_What is expected_. Write out the data again in full, exactly as it reads.

------ Excerpted data

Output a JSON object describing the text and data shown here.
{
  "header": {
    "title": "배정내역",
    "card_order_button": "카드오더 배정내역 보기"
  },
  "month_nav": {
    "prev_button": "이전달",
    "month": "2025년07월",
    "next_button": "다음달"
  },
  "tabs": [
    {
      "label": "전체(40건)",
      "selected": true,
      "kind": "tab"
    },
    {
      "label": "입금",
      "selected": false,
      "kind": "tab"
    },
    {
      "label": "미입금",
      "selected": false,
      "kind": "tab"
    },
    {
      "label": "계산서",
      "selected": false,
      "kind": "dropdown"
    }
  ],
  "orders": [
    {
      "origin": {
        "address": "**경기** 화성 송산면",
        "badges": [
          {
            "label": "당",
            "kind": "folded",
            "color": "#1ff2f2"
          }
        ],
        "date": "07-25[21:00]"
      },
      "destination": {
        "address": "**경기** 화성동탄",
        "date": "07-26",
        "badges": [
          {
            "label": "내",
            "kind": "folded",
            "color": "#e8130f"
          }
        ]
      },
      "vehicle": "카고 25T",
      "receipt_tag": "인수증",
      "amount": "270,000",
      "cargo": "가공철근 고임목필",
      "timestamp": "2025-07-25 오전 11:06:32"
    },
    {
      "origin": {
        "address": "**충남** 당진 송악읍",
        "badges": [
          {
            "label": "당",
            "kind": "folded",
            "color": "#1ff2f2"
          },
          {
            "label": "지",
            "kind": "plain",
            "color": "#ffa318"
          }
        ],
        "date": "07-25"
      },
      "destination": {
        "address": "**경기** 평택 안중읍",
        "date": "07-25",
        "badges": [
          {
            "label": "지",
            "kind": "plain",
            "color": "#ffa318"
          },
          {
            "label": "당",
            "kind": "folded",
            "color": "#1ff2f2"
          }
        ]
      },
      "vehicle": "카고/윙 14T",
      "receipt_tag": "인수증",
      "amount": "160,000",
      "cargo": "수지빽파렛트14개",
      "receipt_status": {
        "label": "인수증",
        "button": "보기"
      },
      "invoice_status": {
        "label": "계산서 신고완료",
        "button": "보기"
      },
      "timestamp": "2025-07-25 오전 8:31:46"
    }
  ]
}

------------

_The output_.
Output a JSON object describing the text and data shown here.
{
  "header": {
    "title": "배정내역",
    "card_order_button": "카드오더 배정내역 보기"
  },
  "month_nav": {
    "prev_button": "이전달",
    "month": "2025년07월",
    "next_button": "다음달"
  },
  "tabs": [
    {
      "label": "전체(40건)",
      "selected": true,
      "kind": "tab"
    },
    {
      "label": "입금",
      "selected": false,
      "kind": "tab"
    },
    {
      "label": "미입금",
      "selected": false,
      "kind": "tab"
    },
    {
      "label": "계산서",
      "selected": false,
      "kind": "dropdown"
    }
  ],
  "orders": [
    {
      "origin": {
        "address": "**경기** 화성 송산면",
        "badges": [
          {
            "label": "당",
            "kind": "folded",
            "color": "#1ff2f2"
          }
        ],
        "date": "07-25[21:00]"
      },
      "destination": {
        "address": "**경기** 화성동탄",
        "date": "07-26",
        "badges": [
          {
            "label": "내",
            "kind": "folded",
            "color": "#e8130f"
          }
        ]
      },
      "vehicle": "카고 25T",
      "receipt_tag": "인수증",
      "amount": "270,000",
      "cargo": "가공철근 고임목필",
      "timestamp": "2025-07-25 오전 11:06:32"
    },
    {
      "origin": {
        "address": "**충남** 당진 송악읍",
        "badges": [
          {
            "label": "당",
            "kind": "folded",
            "color": "#1ff2f2"
          },
          {
            "label": "지",
            "kind": "plain",
            "color": "#ffa318"
          }
        ],
        "date": "07-25"
      },
      "destination": {
        "address": "**경기** 평택 안중읍",
        "date": "07-25",
        "badges": [
          {
            "label": "지",
            "kind": "plain",
            "color": "#ffa318"
          },
          {
            "label": "당",
            "kind": "folded",
            "color": "#1ff2f2"
          }
        ]
      },
      "vehicle": "카고/윙 14T",
      "receipt_tag": "인수증",
      "amount": "160,000",
      "cargo": "수지빽파렛트14개",
      "receipt_status": {
        "label": "인수증",
        "button": "보기"
      },
      "invoice_status": {
        "label": "계산서 신고완료",
        "button": "보기"
      },
      "timestamp": "2025-07-25 오전 8:31:46"
    }
  ]
}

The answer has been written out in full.